• Problem requirements
Within the records below, find each line that holds the string "this", then copy it.

• Rows from a figure dataset
· · · · · · ·
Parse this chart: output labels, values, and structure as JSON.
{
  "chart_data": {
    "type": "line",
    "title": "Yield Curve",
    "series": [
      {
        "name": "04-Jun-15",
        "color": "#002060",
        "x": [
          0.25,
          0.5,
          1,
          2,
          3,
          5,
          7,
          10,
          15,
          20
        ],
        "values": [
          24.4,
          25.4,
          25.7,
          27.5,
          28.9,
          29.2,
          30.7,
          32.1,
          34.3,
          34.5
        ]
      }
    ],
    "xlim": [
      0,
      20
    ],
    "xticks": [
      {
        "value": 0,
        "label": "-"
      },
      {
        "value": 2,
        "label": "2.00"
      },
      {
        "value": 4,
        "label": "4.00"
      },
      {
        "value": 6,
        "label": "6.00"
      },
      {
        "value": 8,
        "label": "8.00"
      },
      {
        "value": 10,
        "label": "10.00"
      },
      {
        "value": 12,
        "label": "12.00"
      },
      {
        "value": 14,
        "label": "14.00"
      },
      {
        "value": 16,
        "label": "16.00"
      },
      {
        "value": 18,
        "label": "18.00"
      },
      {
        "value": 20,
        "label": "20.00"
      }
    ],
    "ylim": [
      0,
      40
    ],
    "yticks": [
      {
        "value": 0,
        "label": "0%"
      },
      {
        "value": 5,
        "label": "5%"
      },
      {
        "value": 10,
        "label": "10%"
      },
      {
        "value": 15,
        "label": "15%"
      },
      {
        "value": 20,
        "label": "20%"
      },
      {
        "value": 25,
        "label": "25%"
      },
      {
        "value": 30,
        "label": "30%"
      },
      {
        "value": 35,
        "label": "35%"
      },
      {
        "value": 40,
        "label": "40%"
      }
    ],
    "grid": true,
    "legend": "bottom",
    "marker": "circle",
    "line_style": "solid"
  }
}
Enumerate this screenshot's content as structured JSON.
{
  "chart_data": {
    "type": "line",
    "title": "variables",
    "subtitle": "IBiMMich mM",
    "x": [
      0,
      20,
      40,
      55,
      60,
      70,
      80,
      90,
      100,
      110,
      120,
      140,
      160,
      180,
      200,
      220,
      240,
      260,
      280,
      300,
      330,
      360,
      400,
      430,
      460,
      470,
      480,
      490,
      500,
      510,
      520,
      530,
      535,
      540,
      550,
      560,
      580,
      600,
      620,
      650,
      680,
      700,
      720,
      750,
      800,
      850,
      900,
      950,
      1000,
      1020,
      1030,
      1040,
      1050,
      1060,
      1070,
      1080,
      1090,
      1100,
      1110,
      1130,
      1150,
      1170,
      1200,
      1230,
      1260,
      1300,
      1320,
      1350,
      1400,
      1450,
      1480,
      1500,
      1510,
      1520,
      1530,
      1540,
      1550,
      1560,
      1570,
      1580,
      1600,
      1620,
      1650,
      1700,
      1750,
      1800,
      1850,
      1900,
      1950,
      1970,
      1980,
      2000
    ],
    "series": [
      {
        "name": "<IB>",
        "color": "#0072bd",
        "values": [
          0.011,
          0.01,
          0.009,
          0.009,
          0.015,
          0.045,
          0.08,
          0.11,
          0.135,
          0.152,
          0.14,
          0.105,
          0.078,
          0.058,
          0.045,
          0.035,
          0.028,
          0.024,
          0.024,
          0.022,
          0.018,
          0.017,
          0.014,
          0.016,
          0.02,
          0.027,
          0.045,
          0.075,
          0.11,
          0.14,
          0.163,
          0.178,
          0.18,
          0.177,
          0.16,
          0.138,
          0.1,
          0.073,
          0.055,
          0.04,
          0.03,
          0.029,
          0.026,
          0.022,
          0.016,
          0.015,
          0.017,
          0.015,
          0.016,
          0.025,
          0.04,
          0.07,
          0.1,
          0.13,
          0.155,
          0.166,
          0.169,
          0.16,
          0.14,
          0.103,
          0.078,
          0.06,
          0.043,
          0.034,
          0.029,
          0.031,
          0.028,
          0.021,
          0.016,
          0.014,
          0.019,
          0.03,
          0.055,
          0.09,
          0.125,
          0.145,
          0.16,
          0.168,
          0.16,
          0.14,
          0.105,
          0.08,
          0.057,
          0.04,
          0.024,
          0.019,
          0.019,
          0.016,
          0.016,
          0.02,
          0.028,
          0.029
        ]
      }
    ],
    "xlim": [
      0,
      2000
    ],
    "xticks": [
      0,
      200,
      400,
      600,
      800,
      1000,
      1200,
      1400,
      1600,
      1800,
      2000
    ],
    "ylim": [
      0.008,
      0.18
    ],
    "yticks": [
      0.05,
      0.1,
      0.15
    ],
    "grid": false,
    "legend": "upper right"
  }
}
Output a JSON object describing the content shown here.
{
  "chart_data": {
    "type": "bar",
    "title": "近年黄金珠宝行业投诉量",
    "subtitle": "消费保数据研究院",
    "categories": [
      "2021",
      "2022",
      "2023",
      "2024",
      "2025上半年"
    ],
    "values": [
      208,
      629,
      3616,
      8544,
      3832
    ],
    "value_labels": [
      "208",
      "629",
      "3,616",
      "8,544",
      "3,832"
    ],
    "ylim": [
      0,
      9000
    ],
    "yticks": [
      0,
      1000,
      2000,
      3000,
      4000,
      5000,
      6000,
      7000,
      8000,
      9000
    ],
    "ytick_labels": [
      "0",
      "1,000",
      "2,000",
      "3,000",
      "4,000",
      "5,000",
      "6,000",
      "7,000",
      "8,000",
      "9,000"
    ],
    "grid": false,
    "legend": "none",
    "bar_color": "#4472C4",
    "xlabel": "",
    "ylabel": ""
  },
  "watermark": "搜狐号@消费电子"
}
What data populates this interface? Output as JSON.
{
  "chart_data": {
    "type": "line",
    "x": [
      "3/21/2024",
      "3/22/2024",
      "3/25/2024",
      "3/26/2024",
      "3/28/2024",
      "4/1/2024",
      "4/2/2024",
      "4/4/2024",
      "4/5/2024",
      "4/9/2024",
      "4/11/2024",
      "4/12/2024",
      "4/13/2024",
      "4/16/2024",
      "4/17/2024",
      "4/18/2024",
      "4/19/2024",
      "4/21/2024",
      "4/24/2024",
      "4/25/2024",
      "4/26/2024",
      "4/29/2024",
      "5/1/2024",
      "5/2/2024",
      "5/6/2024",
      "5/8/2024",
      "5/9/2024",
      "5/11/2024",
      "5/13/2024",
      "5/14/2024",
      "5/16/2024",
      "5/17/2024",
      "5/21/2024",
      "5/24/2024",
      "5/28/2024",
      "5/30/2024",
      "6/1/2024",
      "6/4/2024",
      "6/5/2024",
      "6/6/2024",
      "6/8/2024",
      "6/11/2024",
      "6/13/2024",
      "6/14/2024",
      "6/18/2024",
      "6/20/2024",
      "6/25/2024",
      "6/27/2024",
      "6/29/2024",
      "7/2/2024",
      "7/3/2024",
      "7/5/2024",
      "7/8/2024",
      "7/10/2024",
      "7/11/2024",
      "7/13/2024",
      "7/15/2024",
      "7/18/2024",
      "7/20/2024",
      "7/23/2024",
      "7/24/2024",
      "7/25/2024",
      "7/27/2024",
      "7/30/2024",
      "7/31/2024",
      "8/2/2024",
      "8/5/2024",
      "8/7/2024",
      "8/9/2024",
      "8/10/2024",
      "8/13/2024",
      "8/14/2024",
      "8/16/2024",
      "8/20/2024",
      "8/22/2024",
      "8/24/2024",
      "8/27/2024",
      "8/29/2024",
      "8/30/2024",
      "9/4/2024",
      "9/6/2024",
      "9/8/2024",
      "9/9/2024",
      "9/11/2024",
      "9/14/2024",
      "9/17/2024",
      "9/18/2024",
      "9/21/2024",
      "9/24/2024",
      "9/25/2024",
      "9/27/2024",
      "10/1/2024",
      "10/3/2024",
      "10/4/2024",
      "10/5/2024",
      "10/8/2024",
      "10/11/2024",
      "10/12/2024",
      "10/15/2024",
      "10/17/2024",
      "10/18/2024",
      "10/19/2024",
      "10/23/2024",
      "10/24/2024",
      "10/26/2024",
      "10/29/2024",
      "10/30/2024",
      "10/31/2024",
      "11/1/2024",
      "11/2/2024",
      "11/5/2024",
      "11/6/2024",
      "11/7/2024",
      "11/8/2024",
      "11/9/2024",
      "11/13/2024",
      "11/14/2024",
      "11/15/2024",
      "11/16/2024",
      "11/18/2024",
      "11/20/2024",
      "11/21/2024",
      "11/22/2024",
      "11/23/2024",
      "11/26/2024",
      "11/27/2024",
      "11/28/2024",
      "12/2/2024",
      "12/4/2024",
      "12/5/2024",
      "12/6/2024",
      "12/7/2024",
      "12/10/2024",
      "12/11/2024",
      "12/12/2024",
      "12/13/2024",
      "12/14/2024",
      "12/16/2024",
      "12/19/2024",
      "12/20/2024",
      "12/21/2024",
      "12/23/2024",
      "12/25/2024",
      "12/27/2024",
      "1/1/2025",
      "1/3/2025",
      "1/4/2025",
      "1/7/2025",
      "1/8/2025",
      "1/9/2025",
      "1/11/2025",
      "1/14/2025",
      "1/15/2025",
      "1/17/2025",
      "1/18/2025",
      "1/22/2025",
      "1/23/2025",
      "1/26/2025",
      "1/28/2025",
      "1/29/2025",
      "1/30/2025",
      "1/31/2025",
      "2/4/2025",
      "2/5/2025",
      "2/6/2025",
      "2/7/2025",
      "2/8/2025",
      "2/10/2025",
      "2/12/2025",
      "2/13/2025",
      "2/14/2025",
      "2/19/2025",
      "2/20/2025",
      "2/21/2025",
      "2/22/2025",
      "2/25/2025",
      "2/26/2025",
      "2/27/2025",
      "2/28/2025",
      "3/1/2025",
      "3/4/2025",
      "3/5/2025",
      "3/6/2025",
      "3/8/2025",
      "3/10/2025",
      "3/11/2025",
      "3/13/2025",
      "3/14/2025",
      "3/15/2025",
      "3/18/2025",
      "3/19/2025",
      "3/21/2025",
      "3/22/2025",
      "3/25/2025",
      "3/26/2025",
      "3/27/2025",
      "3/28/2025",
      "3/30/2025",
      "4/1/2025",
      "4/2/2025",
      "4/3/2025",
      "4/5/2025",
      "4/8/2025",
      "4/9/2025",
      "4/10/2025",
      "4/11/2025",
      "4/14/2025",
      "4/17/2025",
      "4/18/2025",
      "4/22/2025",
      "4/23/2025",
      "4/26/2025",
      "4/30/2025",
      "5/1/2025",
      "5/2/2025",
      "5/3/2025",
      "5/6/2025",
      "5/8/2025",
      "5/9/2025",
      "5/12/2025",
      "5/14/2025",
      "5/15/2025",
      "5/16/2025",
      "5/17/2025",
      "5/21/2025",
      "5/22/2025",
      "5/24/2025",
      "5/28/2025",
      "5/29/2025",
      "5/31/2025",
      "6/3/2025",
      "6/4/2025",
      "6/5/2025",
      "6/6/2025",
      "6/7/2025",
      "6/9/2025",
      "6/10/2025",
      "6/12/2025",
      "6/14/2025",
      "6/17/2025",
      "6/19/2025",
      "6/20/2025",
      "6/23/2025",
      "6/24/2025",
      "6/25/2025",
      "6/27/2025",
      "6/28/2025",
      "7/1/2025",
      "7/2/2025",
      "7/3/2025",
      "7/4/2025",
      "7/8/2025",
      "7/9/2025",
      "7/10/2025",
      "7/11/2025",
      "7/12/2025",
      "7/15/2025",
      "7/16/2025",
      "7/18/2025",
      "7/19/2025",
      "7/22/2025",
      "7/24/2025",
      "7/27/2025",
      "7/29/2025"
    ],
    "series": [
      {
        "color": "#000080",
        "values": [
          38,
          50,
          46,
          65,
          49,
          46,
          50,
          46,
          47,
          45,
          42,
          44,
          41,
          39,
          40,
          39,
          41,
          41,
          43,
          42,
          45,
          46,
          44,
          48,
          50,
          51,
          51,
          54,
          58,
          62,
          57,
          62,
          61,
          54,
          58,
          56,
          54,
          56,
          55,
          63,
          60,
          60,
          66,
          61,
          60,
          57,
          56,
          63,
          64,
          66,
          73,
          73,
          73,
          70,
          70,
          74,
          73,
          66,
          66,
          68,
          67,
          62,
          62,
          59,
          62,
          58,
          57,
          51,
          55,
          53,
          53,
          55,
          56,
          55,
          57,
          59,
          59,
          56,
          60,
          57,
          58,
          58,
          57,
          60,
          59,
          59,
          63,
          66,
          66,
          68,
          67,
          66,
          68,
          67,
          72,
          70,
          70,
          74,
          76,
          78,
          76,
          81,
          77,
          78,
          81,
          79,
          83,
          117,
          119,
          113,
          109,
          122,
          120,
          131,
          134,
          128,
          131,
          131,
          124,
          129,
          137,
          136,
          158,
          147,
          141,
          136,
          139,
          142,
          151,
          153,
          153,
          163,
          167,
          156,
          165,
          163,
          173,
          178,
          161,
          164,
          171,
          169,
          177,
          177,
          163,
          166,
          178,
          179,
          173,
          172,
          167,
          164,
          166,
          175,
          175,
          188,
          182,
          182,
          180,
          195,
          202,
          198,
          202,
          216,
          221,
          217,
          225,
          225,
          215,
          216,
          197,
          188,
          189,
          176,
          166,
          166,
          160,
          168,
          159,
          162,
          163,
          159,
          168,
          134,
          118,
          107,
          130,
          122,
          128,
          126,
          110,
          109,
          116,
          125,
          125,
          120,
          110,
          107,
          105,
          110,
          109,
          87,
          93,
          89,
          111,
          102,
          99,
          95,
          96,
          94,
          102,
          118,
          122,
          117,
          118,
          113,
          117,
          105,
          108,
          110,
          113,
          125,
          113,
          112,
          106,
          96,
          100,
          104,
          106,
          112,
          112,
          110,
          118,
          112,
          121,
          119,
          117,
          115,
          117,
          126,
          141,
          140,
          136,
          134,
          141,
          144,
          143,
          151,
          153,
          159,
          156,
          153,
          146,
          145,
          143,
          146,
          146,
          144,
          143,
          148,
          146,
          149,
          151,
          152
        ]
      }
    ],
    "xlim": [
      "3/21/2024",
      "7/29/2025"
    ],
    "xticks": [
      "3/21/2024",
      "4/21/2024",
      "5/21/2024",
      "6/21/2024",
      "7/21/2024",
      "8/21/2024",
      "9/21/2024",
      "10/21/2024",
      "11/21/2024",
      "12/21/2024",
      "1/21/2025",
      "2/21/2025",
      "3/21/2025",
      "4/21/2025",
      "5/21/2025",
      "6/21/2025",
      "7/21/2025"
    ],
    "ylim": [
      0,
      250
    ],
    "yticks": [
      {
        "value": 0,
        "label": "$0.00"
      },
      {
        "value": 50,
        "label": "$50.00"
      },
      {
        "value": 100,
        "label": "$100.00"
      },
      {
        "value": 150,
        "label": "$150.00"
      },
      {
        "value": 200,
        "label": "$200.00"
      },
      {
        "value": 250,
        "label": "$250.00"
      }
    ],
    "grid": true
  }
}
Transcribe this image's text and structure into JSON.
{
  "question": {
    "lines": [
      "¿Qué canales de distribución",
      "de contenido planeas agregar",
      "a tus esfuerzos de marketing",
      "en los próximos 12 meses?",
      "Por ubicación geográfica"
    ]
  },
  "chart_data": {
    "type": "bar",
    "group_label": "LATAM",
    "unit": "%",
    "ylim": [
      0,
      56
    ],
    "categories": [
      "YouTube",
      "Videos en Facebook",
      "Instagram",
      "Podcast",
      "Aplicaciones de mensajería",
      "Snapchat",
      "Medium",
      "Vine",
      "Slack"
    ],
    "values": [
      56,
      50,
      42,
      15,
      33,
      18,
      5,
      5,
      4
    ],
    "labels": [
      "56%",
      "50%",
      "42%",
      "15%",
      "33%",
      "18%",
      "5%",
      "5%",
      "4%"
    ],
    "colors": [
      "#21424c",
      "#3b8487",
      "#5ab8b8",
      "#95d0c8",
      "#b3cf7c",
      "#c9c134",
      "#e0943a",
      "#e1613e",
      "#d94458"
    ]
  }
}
· · · · · · ·
• Result below
Parse this chart: output labels, values, and structure as JSON.
Enumerate this screenshot's content as structured JSON.
What data populates this interface? Output as JSON.
Transcribe this image's text and structure into JSON.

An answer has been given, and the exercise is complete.